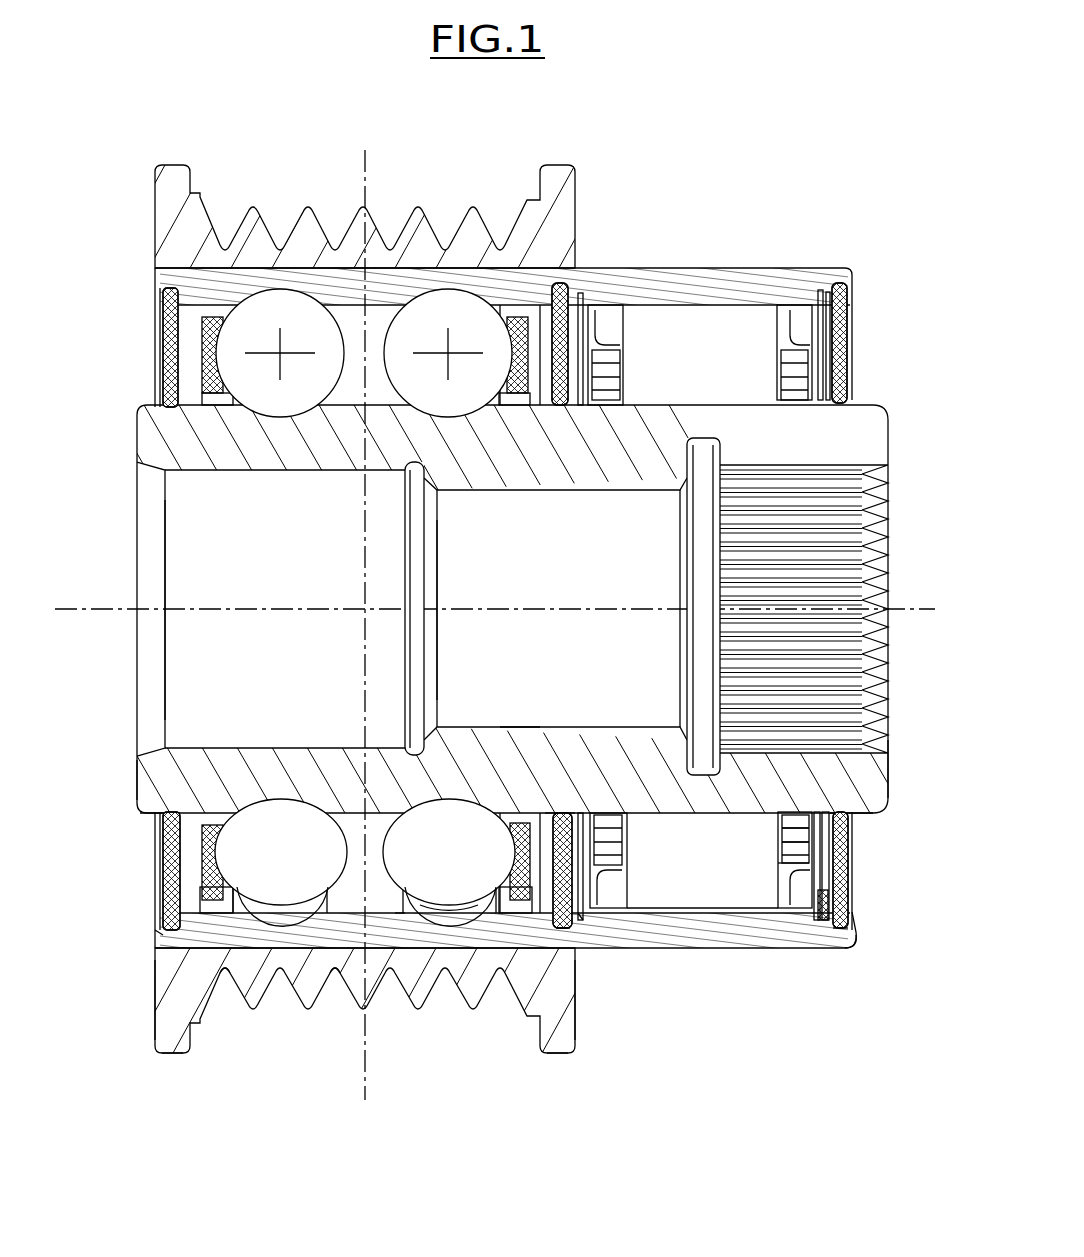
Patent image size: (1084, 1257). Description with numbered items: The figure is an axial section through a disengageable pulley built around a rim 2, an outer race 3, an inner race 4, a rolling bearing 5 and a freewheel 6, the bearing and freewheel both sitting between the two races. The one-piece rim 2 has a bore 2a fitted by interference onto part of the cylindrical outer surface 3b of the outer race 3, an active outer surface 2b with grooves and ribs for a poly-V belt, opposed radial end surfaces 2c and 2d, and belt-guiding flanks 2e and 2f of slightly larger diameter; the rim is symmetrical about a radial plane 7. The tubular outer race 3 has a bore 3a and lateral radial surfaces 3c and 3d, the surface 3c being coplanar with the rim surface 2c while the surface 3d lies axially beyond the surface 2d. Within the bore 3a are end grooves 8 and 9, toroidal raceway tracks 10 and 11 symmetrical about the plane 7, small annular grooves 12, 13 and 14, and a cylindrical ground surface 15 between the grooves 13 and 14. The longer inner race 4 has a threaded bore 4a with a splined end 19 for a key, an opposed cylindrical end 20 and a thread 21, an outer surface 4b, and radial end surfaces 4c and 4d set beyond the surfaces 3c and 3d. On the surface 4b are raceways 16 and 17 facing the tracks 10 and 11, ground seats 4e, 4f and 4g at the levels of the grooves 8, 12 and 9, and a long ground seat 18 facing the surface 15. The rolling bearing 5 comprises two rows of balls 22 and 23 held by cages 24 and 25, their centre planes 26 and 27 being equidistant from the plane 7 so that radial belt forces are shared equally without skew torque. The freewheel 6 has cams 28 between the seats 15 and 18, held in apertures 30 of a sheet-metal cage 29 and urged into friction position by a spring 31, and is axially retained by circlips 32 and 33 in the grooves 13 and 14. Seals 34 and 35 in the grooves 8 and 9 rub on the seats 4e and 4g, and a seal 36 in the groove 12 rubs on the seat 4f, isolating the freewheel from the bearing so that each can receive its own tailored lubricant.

The rim 2 is at (226, 938).
The bore 2a is at (232, 930).
The active outer surface 2b is at (333, 995).
The radial end surface 2c is at (155, 1000).
The radial end surface 2d is at (576, 1020).
The flank 2e is at (178, 1054).
The flank 2f is at (558, 1054).
The outer race 3 is at (336, 939).
The bore 3a is at (400, 925).
The cylindrical outer surface 3b is at (857, 944).
The lateral radial surface 3c is at (165, 933).
The lateral radial surface 3d is at (853, 925).
The inner race 4 is at (513, 783).
The bore 4a is at (520, 727).
The outer surface 4b is at (350, 812).
The radial end surface 4c is at (137, 778).
The radial end surface 4d is at (888, 770).
The ground seat 4e is at (165, 818).
The ground seat 4f is at (560, 812).
The ground seat 4g is at (848, 815).
The rolling bearing 5 is at (228, 903).
The freewheel 6 is at (620, 900).
The radial plane 7 is at (367, 1062).
The groove 8 is at (163, 908).
The groove 9 is at (848, 915).
The raceway track 10 is at (277, 915).
The raceway track 11 is at (448, 915).
The annular groove 12 is at (556, 926).
The annular groove 13 is at (590, 913).
The annular groove 14 is at (850, 935).
The cylindrical ground surface 15 is at (716, 908).
The raceway 16 is at (281, 800).
The raceway 17 is at (462, 800).
The ground seat 18 is at (645, 815).
The splined end 19 is at (862, 602).
The cylindrical end 20 is at (268, 574).
The thread 21 is at (517, 542).
The rolling elements 22 is at (298, 389).
The rolling elements 23 is at (467, 389).
The cage 24 is at (223, 343).
The cage 25 is at (514, 343).
The radial plane 26 is at (280, 390).
The radial plane 27 is at (448, 390).
The lock-up elements 28 is at (689, 871).
The cage 29 is at (790, 862).
The apertures 30 is at (800, 856).
The spring 31 is at (805, 836).
The circlip 32 is at (580, 815).
The circlip 33 is at (840, 862).
The seal 34 is at (163, 322).
The seal 35 is at (848, 330).
The seal 36 is at (566, 284).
──────────────────────────────
## Given problem
Find every line in the items that contains the word "active" and copy each one. Case counts.

## Exercise solution
Patent image size: (1084, 1257). Description with numbered items: The figure is an axial section through a disengageable pulley built around a rim 2, an outer race 3, an inner race 4, a rolling bearing 5 and a freewheel 6, the bearing and freewheel both sitting between the two races. The one-piece rim 2 has a bore 2a fitted by interference onto part of the cylindrical outer surface 3b of the outer race 3, an active outer surface 2b with grooves and ribs for a poly-V belt, opposed radial end surfaces 2c and 2d, and belt-guiding flanks 2e and 2f of slightly larger diameter; the rim is symmetrical about a radial plane 7. The tubular outer race 3 has a bore 3a and lateral radial surfaces 3c and 3d, the surface 3c being coplanar with the rim surface 2c while the surface 3d lies axially beyond the surface 2d. Within the bore 3a are end grooves 8 and 9, toroidal raceway tracks 10 and 11 symmetrical about the plane 7, small annular grooves 12, 13 and 14, and a cylindrical ground surface 15 between the grooves 13 and 14. The longer inner race 4 has a threaded bore 4a with a splined end 19 for a key, an opposed cylindrical end 20 and a thread 21, an outer surface 4b, and radial end surfaces 4c and 4d set beyond the surfaces 3c and 3d. On the surface 4b are raceways 16 and 17 facing the tracks 10 and 11, ground seats 4e, 4f and 4g at the levels of the grooves 8, 12 and 9, and a long ground seat 18 facing the surface 15. The rolling bearing 5 comprises two rows of balls 22 and 23 held by cages 24 and 25, their centre planes 26 and 27 being equidistant from the plane 7 so that radial belt forces are shared equally without skew torque. The freewheel 6 has cams 28 between the seats 15 and 18, held in apertures 30 of a sheet-metal cage 29 and urged into friction position by a spring 31, and is axially retained by circlips 32 and 33 in the grooves 13 and 14. Seals 34 and 35 in the grooves 8 and 9 rub on the seats 4e and 4g, and a seal 36 in the groove 12 rubs on the seat 4f, isolating the freewheel from the bearing so that each can receive its own tailored lubricant.
The active outer surface 2b is at (333, 995).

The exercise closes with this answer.